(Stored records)
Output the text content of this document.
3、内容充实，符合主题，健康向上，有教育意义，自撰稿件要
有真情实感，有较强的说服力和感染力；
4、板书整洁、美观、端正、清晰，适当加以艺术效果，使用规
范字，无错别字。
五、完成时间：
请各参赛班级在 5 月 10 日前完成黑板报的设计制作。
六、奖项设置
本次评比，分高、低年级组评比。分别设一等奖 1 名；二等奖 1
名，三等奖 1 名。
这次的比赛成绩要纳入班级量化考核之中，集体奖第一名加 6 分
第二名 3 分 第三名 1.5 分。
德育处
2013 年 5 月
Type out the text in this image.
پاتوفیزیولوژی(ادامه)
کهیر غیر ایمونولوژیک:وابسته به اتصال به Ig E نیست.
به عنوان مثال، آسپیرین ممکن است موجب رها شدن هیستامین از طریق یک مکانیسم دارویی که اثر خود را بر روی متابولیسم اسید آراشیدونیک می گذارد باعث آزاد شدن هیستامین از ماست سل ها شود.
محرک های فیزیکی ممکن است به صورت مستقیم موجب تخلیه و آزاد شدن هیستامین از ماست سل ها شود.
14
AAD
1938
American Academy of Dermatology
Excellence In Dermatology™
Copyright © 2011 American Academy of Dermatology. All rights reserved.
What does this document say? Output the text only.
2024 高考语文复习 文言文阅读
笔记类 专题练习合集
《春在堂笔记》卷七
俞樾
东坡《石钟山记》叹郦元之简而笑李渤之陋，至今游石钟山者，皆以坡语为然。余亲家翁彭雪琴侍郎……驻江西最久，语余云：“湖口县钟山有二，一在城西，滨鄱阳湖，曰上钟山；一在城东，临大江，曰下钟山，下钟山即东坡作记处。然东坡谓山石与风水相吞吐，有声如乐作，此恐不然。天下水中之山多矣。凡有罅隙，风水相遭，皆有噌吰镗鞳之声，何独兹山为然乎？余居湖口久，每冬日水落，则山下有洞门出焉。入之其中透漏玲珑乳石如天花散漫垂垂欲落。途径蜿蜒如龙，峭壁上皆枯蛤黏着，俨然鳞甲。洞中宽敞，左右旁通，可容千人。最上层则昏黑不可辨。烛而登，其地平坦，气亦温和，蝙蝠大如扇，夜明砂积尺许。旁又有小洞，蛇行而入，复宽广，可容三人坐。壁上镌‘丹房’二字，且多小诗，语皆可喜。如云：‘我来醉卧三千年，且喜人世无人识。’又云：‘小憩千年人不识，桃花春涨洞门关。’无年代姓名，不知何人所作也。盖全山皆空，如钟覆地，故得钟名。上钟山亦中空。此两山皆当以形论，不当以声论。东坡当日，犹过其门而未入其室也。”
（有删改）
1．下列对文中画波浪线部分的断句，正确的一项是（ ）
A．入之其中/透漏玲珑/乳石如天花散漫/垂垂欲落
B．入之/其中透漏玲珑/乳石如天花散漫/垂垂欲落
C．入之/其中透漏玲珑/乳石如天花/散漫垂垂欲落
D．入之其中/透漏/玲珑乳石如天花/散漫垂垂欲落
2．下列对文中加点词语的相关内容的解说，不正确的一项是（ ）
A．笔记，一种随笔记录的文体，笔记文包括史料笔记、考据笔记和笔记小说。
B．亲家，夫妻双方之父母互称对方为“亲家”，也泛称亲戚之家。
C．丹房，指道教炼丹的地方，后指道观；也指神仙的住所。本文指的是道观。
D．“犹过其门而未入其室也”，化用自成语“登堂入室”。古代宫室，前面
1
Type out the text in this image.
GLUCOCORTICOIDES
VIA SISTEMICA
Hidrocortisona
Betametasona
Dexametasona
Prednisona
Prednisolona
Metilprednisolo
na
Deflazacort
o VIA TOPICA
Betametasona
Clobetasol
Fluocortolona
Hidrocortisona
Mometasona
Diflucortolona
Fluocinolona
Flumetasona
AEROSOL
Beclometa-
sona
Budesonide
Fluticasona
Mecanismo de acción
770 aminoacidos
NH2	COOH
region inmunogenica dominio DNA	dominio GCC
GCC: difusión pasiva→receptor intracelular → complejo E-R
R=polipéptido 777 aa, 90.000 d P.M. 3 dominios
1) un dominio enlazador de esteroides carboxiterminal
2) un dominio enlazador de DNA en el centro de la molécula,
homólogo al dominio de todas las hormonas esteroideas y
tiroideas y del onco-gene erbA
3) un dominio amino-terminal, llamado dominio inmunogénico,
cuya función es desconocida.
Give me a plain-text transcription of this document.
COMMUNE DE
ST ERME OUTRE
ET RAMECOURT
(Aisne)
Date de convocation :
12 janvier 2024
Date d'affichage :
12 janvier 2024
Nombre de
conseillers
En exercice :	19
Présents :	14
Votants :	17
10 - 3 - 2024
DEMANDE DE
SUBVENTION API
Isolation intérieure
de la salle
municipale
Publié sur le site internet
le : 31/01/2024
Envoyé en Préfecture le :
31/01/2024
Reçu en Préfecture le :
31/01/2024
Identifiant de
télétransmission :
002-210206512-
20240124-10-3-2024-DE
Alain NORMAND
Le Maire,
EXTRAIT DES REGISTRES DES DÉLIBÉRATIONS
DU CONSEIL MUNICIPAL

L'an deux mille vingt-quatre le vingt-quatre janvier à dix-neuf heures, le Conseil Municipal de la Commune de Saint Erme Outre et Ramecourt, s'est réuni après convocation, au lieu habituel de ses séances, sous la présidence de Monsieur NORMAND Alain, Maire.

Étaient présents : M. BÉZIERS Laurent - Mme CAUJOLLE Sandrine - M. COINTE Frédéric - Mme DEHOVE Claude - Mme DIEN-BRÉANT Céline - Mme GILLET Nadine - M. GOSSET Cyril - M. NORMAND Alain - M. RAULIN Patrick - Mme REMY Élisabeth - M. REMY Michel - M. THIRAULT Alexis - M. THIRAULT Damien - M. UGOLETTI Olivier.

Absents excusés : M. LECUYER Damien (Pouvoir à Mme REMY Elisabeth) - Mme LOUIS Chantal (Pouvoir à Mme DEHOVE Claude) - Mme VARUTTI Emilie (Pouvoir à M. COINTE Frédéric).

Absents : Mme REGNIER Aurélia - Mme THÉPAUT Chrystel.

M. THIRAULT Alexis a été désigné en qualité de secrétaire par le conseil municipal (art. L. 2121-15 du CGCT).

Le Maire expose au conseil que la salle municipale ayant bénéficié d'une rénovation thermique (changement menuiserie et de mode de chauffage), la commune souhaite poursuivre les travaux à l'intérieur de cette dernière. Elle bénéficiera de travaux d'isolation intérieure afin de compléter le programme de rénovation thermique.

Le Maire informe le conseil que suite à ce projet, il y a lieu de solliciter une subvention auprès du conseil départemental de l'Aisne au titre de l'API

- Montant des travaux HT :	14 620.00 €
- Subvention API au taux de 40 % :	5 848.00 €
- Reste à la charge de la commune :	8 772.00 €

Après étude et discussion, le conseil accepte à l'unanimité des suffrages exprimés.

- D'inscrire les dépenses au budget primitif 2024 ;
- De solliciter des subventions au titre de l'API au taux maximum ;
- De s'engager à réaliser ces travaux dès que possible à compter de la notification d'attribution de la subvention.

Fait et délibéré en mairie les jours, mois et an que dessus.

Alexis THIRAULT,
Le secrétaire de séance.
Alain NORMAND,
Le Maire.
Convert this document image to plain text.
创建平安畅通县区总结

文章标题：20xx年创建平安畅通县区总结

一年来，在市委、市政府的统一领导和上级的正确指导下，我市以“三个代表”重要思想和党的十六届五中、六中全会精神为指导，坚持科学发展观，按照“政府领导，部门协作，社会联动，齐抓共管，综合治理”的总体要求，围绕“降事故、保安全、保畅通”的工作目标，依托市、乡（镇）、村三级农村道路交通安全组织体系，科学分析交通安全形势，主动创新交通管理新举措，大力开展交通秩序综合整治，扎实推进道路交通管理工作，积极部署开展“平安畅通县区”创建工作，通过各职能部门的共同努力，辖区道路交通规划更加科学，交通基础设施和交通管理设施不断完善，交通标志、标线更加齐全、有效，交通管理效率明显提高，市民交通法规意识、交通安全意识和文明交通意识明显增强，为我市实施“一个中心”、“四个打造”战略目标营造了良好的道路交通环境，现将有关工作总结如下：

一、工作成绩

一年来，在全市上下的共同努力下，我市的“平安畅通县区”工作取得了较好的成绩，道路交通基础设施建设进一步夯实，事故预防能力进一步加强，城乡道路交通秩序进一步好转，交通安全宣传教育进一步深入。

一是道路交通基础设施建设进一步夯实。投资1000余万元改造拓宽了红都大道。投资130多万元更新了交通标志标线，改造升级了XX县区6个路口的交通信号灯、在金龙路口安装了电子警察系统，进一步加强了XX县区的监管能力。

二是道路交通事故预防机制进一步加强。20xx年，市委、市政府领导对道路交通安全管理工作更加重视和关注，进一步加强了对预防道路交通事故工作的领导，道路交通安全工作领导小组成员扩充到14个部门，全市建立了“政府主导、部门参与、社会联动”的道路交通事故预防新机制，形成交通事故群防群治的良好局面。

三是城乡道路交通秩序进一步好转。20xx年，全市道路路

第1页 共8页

▶ [Given request]
Which lines include the word "plain"? List them all.

▶ [Task output]
Give me a plain-text transcription of this document.
Convert this document image to plain text.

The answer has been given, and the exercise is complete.